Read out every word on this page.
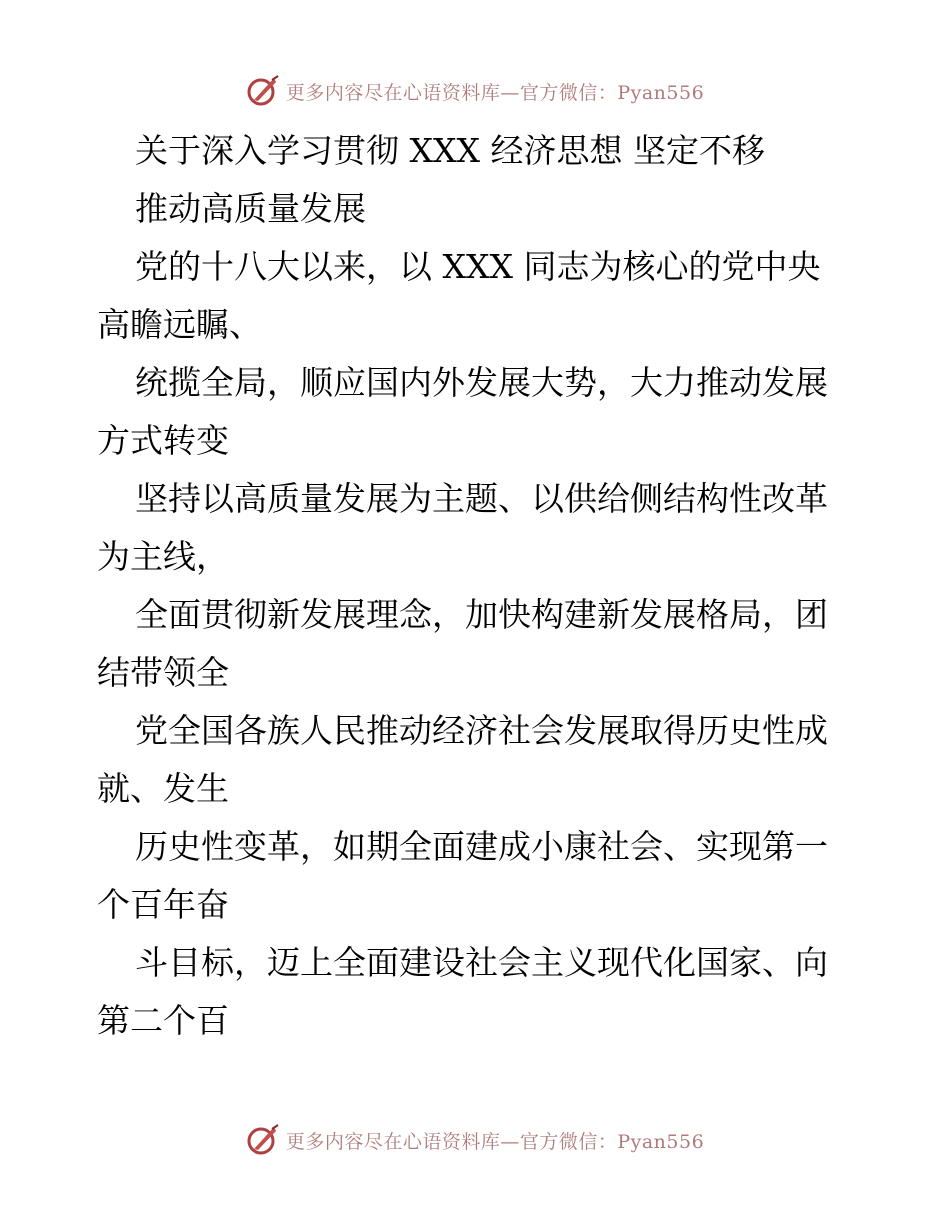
更多内容尽在心语资料库—官方微信：Pyan556
关于深入学习贯彻 XXX 经济思想 坚定不移
推动高质量发展
党的十八大以来，以 XXX 同志为核心的党中央
高瞻远瞩、
统揽全局，顺应国内外发展大势，大力推动发展
方式转变
坚持以高质量发展为主题、以供给侧结构性改革
为主线，
全面贯彻新发展理念，加快构建新发展格局，团
结带领全
党全国各族人民推动经济社会发展取得历史性成
就、发生
历史性变革，如期全面建成小康社会、实现第一
个百年奋
斗目标，迈上全面建设社会主义现代化国家、向
第二个百
更多内容尽在心语资料库—官方微信：Pyan556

+++

- _WORK REQUIRED_
Leave out the pictures and copy every record above exactly.

- _WRITTEN SOLUTION_
Read out every word on this page.
更多内容尽在心语资料库—官方微信：Pyan556
关于深入学习贯彻 XXX 经济思想 坚定不移
推动高质量发展
党的十八大以来，以 XXX 同志为核心的党中央
高瞻远瞩、
统揽全局，顺应国内外发展大势，大力推动发展
方式转变
坚持以高质量发展为主题、以供给侧结构性改革
为主线，
全面贯彻新发展理念，加快构建新发展格局，团
结带领全
党全国各族人民推动经济社会发展取得历史性成
就、发生
历史性变革，如期全面建成小康社会、实现第一
个百年奋
斗目标，迈上全面建设社会主义现代化国家、向
第二个百
更多内容尽在心语资料库—官方微信：Pyan556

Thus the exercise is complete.